Data records ::

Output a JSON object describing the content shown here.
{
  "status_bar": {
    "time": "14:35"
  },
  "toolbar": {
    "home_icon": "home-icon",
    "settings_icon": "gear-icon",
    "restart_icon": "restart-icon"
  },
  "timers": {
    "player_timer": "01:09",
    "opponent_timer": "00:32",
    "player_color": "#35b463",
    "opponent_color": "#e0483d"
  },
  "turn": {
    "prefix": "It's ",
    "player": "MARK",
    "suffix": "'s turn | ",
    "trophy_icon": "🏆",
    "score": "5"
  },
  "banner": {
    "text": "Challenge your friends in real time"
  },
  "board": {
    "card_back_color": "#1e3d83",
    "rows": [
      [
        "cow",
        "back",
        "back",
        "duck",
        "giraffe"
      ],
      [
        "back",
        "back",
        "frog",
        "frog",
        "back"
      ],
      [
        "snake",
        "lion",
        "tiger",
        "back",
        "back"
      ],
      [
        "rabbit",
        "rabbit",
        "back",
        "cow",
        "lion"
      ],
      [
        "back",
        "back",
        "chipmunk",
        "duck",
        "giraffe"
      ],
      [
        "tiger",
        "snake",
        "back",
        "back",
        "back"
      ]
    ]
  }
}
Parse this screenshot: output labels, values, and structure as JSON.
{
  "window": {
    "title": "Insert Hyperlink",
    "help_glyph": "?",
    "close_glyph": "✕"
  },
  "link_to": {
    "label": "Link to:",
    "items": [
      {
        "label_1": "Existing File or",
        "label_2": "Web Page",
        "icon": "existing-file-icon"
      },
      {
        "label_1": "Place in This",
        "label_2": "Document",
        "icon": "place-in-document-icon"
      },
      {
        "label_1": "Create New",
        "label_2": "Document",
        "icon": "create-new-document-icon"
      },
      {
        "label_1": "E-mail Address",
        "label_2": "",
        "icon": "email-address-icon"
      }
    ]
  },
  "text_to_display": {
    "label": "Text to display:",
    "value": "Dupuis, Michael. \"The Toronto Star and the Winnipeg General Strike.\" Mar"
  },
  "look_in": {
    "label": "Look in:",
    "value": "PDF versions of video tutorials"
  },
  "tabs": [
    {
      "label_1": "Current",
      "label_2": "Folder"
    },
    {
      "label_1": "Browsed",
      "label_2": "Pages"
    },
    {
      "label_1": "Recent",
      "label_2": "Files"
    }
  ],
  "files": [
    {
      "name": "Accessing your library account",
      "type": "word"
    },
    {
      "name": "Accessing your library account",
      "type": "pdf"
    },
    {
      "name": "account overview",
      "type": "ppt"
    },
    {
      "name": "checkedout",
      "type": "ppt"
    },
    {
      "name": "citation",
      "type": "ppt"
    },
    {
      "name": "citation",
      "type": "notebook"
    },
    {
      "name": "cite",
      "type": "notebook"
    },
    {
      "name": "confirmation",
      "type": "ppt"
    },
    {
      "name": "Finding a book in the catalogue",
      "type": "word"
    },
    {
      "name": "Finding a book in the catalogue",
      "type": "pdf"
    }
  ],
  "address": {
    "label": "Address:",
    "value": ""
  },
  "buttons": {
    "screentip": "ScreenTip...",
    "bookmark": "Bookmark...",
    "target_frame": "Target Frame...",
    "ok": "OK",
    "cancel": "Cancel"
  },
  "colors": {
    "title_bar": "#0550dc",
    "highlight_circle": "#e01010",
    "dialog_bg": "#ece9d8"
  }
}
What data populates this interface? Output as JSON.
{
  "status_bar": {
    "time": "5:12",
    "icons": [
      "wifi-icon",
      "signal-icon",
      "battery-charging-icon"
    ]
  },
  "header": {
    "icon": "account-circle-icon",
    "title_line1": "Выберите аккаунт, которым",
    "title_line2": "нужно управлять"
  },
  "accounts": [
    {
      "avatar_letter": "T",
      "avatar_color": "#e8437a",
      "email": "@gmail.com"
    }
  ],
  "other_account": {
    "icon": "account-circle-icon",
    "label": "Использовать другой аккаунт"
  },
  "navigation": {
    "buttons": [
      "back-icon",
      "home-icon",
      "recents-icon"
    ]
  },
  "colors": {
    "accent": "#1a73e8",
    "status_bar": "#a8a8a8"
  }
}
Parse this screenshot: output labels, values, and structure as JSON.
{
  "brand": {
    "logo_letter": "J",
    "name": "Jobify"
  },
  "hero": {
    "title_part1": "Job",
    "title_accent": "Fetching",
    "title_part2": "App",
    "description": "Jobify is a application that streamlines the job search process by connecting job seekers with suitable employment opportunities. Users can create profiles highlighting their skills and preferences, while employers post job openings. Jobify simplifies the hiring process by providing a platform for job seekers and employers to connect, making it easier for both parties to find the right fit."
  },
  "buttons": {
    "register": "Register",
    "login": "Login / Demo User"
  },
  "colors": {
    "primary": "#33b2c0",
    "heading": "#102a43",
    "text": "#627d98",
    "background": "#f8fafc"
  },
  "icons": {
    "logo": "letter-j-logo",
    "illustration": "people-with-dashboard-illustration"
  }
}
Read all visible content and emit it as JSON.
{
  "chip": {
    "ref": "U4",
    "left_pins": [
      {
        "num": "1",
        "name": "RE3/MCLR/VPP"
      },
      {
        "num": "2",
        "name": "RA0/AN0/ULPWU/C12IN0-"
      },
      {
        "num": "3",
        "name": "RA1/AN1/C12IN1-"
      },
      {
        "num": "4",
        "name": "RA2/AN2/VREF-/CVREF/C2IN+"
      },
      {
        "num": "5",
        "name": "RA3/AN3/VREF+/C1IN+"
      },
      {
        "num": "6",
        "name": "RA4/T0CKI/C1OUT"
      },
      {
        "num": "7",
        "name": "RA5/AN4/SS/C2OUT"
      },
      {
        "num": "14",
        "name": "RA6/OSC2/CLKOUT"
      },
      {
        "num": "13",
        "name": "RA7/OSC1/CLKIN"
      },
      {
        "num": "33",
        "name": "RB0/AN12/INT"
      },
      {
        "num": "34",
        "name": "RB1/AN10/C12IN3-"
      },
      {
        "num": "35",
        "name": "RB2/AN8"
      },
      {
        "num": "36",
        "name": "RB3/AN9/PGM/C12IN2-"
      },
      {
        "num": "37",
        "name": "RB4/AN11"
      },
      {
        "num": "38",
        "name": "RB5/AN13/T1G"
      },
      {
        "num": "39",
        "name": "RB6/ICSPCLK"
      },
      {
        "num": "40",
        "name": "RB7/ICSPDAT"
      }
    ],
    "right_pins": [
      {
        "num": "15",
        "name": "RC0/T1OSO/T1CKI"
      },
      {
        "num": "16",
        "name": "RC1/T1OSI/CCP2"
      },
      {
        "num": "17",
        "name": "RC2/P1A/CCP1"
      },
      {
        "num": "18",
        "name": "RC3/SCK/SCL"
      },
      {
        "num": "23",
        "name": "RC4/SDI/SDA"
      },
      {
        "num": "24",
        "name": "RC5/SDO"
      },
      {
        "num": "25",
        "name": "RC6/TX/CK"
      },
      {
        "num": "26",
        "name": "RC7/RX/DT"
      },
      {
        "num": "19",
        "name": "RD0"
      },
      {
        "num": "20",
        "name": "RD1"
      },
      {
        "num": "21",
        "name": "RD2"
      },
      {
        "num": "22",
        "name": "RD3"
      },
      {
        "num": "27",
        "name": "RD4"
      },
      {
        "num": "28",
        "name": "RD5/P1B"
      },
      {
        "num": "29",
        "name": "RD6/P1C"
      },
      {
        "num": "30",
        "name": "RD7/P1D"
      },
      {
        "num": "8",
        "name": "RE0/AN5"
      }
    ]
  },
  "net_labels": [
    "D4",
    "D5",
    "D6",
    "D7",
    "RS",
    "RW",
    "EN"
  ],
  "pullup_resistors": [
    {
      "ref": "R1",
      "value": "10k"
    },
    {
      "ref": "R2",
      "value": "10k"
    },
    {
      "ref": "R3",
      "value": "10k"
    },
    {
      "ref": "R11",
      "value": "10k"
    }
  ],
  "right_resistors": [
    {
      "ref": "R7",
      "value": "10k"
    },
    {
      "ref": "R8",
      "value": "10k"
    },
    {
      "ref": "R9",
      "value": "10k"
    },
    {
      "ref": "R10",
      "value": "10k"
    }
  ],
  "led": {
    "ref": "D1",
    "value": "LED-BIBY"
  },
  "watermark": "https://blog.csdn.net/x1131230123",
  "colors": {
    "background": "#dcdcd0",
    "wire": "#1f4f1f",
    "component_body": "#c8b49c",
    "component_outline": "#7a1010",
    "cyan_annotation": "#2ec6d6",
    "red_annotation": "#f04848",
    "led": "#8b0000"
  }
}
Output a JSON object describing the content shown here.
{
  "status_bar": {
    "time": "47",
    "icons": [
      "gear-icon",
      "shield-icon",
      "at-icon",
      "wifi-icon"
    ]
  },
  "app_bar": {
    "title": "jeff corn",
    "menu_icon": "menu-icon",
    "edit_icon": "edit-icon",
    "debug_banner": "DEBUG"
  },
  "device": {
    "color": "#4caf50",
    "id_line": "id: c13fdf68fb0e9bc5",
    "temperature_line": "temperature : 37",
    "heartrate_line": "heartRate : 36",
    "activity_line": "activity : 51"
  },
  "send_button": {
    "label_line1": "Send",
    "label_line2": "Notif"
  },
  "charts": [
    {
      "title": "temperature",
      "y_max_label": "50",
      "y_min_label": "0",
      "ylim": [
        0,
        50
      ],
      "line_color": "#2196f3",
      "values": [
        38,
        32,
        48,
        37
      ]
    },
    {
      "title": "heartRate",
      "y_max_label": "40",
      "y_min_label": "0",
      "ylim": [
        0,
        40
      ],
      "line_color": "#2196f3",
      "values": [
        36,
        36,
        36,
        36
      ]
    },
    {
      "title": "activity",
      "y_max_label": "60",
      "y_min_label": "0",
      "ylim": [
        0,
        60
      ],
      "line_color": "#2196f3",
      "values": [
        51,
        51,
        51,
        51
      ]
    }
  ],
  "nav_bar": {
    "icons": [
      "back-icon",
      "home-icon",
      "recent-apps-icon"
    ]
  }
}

Goal ::
Above are some records. Count the lines among them with the word "аккаунт", and answer with the number only.

Problem solution ::
2